* _DATA TO USE_
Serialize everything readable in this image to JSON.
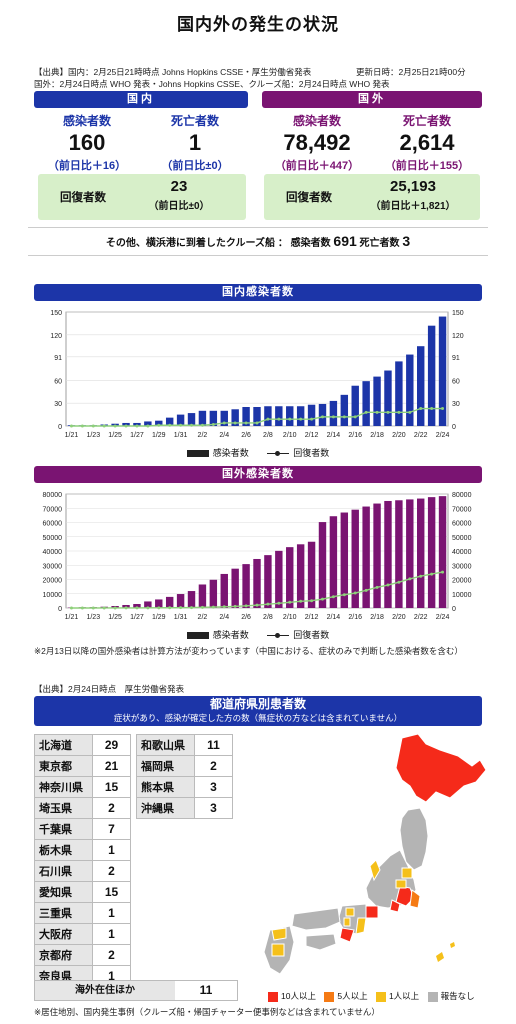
{
  "title": "国内外の発生の状況",
  "source_line1": "【出典】国内：2月25日21時時点 Johns Hopkins CSSE・厚生労働省発表",
  "updated": "更新日時：2月25日21時00分",
  "source_line2": "国外：2月24日時点 WHO 発表・Johns Hopkins CSSE、クルーズ船：2月24日時点 WHO 発表",
  "domestic": {
    "header": "国内",
    "cases_label": "感染者数",
    "cases": "160",
    "cases_diff": "（前日比＋16）",
    "deaths_label": "死亡者数",
    "deaths": "1",
    "deaths_diff": "（前日比±0）",
    "recovered_label": "回復者数",
    "recovered": "23",
    "recovered_diff": "（前日比±0）"
  },
  "overseas": {
    "header": "国外",
    "cases_label": "感染者数",
    "cases": "78,492",
    "cases_diff": "（前日比＋447）",
    "deaths_label": "死亡者数",
    "deaths": "2,614",
    "deaths_diff": "（前日比＋155）",
    "recovered_label": "回復者数",
    "recovered": "25,193",
    "recovered_diff": "（前日比＋1,821）"
  },
  "cruise": {
    "text": "その他、横浜港に到着したクルーズ船 ： 感染者数",
    "cases": "691",
    "deaths_label": "死亡者数",
    "deaths": "3"
  },
  "colors": {
    "blue": "#1c35a8",
    "purple": "#7a1472",
    "recovered_line": "#8ed07a",
    "map_10plus": "#f52a1a",
    "map_5plus": "#f57a14",
    "map_1plus": "#f5c01a",
    "map_none": "#b4b4b4"
  },
  "chart_legend": {
    "cases": "感染者数",
    "recovered": "回復者数"
  },
  "chart_data": [
    {
      "type": "bar",
      "title": "国内感染者数",
      "categories": [
        "1/21",
        "1/22",
        "1/23",
        "1/24",
        "1/25",
        "1/26",
        "1/27",
        "1/28",
        "1/29",
        "1/30",
        "1/31",
        "2/1",
        "2/2",
        "2/3",
        "2/4",
        "2/5",
        "2/6",
        "2/7",
        "2/8",
        "2/9",
        "2/10",
        "2/11",
        "2/12",
        "2/13",
        "2/14",
        "2/15",
        "2/16",
        "2/17",
        "2/18",
        "2/19",
        "2/20",
        "2/21",
        "2/22",
        "2/23",
        "2/24"
      ],
      "tick_labels": [
        "1/21",
        "1/23",
        "1/25",
        "1/27",
        "1/29",
        "1/31",
        "2/2",
        "2/4",
        "2/6",
        "2/8",
        "2/10",
        "2/12",
        "2/14",
        "2/16",
        "2/18",
        "2/20",
        "2/22",
        "2/24"
      ],
      "series": [
        {
          "name": "感染者数",
          "type": "bar",
          "values": [
            1,
            1,
            1,
            2,
            3,
            4,
            4,
            6,
            7,
            11,
            15,
            17,
            20,
            20,
            20,
            22,
            25,
            25,
            26,
            26,
            26,
            26,
            28,
            29,
            33,
            41,
            53,
            59,
            65,
            73,
            85,
            94,
            105,
            132,
            144
          ]
        },
        {
          "name": "回復者数",
          "type": "line",
          "values": [
            0,
            0,
            0,
            0,
            0,
            0,
            0,
            0,
            1,
            1,
            1,
            1,
            1,
            2,
            4,
            4,
            4,
            4,
            9,
            9,
            9,
            9,
            9,
            12,
            12,
            12,
            12,
            18,
            18,
            18,
            18,
            18,
            23,
            23,
            23
          ]
        }
      ],
      "yticks": [
        0,
        30,
        60,
        91,
        120,
        150
      ],
      "ylim": [
        0,
        150
      ]
    },
    {
      "type": "bar",
      "title": "国外感染者数",
      "categories": [
        "1/21",
        "1/22",
        "1/23",
        "1/24",
        "1/25",
        "1/26",
        "1/27",
        "1/28",
        "1/29",
        "1/30",
        "1/31",
        "2/1",
        "2/2",
        "2/3",
        "2/4",
        "2/5",
        "2/6",
        "2/7",
        "2/8",
        "2/9",
        "2/10",
        "2/11",
        "2/12",
        "2/13",
        "2/14",
        "2/15",
        "2/16",
        "2/17",
        "2/18",
        "2/19",
        "2/20",
        "2/21",
        "2/22",
        "2/23",
        "2/24"
      ],
      "tick_labels": [
        "1/21",
        "1/23",
        "1/25",
        "1/27",
        "1/29",
        "1/31",
        "2/2",
        "2/4",
        "2/6",
        "2/8",
        "2/10",
        "2/12",
        "2/14",
        "2/16",
        "2/18",
        "2/20",
        "2/22",
        "2/24"
      ],
      "series": [
        {
          "name": "感染者数",
          "type": "bar",
          "values": [
            300,
            550,
            600,
            900,
            1400,
            2100,
            2800,
            4600,
            6000,
            7800,
            9800,
            11900,
            16500,
            19800,
            23900,
            27600,
            30800,
            34400,
            37100,
            40100,
            42700,
            44700,
            46500,
            60300,
            64400,
            67000,
            69000,
            71200,
            73300,
            75100,
            75600,
            76200,
            76800,
            77800,
            78500
          ]
        },
        {
          "name": "回復者数",
          "type": "line",
          "values": [
            0,
            0,
            0,
            30,
            40,
            50,
            60,
            100,
            130,
            170,
            220,
            280,
            470,
            620,
            860,
            1100,
            1500,
            2000,
            2700,
            3300,
            4000,
            4700,
            5100,
            6200,
            7900,
            9300,
            10500,
            12400,
            14500,
            16100,
            18100,
            20400,
            22300,
            23800,
            25200
          ]
        }
      ],
      "yticks": [
        0,
        10000,
        20000,
        30000,
        40000,
        50000,
        60000,
        70000,
        80000
      ],
      "ylim": [
        0,
        80000
      ]
    }
  ],
  "note_overseas": "※2月13日以降の国外感染者は計算方法が変わっています（中国における、症状のみで判断した感染者数を含む）",
  "pref_source": "【出典】2月24日時点　厚生労働省発表",
  "pref_title": "都道府県別患者数",
  "pref_subtitle": "症状があり、感染が確定した方の数（無症状の方などは含まれていません）",
  "pref_left": [
    {
      "name": "北海道",
      "value": "29"
    },
    {
      "name": "東京都",
      "value": "21"
    },
    {
      "name": "神奈川県",
      "value": "15"
    },
    {
      "name": "埼玉県",
      "value": "2"
    },
    {
      "name": "千葉県",
      "value": "7"
    },
    {
      "name": "栃木県",
      "value": "1"
    },
    {
      "name": "石川県",
      "value": "2"
    },
    {
      "name": "愛知県",
      "value": "15"
    },
    {
      "name": "三重県",
      "value": "1"
    },
    {
      "name": "大阪府",
      "value": "1"
    },
    {
      "name": "京都府",
      "value": "2"
    },
    {
      "name": "奈良県",
      "value": "1"
    }
  ],
  "pref_right": [
    {
      "name": "和歌山県",
      "value": "11"
    },
    {
      "name": "福岡県",
      "value": "2"
    },
    {
      "name": "熊本県",
      "value": "3"
    },
    {
      "name": "沖縄県",
      "value": "3"
    }
  ],
  "overseas_stay": {
    "name": "海外在住ほか",
    "value": "11"
  },
  "map_legend": {
    "c10": "10人以上",
    "c5": "5人以上",
    "c1": "1人以上",
    "none": "報告なし"
  },
  "footnote": "※居住地別、国内発生事例（クルーズ船・帰国チャーター便事例などは含まれていません）"
}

* _WORK REQUIRED_
Report the number of lines of the listing above that hold the string "Johns", with no other text.

* _TASK RESULT_
2